:: INPUT ROWS ::

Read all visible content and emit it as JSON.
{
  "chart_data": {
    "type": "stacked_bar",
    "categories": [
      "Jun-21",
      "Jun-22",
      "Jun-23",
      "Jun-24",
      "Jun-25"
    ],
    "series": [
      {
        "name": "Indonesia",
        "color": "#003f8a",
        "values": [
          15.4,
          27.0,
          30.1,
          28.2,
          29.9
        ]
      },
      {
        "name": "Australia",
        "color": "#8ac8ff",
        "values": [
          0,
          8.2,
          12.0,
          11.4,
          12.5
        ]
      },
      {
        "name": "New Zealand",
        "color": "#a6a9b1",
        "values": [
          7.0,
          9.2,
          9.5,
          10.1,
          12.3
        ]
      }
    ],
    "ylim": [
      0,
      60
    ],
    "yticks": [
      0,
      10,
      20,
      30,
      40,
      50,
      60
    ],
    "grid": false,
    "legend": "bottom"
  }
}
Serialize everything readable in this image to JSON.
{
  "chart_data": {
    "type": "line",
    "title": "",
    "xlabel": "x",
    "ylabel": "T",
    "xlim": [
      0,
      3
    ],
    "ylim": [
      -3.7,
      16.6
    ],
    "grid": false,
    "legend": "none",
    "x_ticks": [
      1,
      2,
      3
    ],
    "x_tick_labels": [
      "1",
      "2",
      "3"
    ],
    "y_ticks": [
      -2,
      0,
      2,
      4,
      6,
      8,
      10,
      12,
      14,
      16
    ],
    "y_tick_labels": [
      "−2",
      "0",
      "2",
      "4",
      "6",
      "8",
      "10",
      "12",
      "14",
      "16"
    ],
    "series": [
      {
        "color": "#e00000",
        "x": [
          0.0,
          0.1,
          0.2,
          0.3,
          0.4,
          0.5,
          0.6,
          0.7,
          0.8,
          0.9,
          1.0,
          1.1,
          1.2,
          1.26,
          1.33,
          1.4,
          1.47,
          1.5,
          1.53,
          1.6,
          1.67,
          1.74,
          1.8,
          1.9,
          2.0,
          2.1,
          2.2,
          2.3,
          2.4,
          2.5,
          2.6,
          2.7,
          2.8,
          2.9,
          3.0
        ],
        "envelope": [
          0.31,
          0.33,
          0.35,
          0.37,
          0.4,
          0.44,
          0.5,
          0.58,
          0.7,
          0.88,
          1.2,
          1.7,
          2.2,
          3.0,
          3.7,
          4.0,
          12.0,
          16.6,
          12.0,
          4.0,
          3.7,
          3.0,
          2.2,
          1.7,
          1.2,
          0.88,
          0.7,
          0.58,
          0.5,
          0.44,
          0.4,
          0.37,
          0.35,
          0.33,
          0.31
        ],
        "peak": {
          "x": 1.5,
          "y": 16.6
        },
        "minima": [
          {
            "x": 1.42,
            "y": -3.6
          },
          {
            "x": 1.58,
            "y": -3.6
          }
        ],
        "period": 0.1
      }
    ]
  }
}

:::

▸ **TO DO**:
Each line above that includes "color" should be shown.

▸ **THE ANSWER**:
        "color": "#003f8a",
        "color": "#8ac8ff",
        "color": "#a6a9b1",
        "color": "#e00000",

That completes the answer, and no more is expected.